* _Task prompt_
Pick out every line in the data below that holds "confirmation".

* _Provided entries_
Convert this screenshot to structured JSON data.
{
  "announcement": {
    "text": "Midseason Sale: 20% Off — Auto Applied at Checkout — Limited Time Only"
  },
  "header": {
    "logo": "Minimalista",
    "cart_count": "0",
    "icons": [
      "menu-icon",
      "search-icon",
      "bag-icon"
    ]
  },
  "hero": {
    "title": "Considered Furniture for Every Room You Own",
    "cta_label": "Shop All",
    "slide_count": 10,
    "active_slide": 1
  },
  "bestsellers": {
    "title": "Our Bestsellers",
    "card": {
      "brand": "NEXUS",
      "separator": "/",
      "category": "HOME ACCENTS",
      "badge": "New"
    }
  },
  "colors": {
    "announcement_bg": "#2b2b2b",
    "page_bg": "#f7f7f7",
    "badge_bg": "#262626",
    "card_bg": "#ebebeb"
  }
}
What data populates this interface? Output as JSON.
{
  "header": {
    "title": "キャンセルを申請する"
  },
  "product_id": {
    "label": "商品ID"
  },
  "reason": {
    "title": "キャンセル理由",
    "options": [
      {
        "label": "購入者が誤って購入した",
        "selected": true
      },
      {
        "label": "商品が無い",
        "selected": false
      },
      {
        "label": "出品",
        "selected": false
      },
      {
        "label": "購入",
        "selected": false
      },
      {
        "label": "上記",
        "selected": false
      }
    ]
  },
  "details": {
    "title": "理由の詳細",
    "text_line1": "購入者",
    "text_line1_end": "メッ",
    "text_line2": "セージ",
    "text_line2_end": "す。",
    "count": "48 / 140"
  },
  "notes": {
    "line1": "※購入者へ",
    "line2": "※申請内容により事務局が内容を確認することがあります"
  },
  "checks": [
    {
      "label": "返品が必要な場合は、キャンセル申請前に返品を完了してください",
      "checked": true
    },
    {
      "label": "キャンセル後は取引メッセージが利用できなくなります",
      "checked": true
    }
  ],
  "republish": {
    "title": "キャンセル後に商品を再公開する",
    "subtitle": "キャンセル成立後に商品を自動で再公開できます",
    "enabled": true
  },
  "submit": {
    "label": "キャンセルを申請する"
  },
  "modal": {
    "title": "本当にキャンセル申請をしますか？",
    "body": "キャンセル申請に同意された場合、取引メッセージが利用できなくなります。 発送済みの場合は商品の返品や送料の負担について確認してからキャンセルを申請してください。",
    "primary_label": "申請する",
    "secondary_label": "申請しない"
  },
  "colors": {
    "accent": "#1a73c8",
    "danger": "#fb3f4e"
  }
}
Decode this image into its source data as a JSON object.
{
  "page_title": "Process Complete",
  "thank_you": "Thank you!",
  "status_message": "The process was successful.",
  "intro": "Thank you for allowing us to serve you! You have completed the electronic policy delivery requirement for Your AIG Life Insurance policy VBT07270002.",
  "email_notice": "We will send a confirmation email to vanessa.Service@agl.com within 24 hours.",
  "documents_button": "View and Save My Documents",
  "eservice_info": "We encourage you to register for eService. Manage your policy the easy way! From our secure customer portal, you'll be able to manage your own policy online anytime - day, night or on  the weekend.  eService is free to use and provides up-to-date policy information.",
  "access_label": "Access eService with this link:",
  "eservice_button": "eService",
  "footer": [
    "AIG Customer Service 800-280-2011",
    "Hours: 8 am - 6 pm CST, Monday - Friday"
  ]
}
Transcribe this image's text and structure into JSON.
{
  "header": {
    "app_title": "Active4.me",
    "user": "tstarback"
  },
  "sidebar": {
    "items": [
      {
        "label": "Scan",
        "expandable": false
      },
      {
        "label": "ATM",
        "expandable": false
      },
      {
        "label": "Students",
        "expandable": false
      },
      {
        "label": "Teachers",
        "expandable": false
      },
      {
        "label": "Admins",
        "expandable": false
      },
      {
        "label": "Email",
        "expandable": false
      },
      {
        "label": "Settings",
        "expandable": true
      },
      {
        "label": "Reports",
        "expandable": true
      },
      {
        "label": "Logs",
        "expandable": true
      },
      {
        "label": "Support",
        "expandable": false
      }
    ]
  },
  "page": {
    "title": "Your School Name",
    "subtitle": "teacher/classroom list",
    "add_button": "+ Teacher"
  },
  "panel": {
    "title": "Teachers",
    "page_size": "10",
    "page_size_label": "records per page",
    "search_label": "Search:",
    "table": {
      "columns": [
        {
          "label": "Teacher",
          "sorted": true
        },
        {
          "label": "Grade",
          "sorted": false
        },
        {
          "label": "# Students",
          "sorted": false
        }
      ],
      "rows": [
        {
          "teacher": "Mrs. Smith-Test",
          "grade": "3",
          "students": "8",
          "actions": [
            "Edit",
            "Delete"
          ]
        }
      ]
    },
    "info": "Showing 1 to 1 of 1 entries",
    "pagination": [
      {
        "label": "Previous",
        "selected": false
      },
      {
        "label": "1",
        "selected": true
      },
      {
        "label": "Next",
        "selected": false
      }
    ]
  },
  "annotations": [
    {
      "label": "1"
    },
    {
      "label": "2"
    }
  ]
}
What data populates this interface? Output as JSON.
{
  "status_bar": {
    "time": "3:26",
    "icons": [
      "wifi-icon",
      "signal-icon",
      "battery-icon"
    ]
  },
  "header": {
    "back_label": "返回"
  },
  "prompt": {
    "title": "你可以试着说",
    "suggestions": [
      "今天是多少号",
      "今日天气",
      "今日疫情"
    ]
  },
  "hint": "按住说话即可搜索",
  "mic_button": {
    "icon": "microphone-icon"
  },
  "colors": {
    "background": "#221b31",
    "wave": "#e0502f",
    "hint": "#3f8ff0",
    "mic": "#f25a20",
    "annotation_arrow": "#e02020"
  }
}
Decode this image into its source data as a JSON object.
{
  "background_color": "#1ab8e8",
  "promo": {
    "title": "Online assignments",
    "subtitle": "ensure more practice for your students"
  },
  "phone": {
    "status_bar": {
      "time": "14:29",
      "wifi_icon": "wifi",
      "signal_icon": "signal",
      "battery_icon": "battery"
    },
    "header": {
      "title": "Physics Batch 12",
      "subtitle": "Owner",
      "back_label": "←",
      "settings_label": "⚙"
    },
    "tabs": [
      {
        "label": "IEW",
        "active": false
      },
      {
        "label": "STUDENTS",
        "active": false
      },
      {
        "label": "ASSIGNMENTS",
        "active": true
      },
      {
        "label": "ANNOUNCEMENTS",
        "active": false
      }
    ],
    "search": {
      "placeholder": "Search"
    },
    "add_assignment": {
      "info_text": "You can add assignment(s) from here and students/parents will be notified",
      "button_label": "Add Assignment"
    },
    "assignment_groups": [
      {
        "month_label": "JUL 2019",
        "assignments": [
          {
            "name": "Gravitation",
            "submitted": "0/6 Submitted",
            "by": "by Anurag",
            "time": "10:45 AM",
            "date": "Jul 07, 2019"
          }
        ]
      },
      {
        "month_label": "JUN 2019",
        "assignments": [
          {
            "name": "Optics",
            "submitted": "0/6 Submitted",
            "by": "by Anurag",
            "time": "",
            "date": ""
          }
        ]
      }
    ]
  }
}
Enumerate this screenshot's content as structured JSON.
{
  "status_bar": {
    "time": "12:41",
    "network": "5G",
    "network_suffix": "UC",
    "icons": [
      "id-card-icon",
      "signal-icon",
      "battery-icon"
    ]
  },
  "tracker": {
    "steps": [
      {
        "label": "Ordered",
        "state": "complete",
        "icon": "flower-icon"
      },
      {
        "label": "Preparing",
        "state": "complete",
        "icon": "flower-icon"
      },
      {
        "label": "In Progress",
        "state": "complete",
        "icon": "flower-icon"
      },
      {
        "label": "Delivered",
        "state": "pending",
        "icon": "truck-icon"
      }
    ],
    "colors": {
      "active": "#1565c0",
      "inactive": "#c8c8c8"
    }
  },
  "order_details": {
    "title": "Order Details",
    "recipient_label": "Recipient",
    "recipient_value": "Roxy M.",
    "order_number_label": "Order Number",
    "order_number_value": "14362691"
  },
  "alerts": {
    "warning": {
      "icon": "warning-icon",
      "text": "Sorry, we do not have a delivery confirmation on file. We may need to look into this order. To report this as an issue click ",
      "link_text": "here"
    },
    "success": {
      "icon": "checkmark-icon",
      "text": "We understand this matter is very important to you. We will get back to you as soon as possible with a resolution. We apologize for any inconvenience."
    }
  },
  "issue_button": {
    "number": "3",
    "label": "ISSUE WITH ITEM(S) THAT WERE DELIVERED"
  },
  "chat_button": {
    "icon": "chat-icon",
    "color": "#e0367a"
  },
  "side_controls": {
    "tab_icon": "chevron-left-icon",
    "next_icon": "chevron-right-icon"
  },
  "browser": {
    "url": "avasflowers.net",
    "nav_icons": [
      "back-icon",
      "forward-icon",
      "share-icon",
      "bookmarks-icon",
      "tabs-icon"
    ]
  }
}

* _Task output_
  "email_notice": "We will send a confirmation email to vanessa.Service@agl.com within 24 hours.",
      "text": "Sorry, we do not have a delivery confirmation on file. We may need to look into this order. To report this as an issue click ",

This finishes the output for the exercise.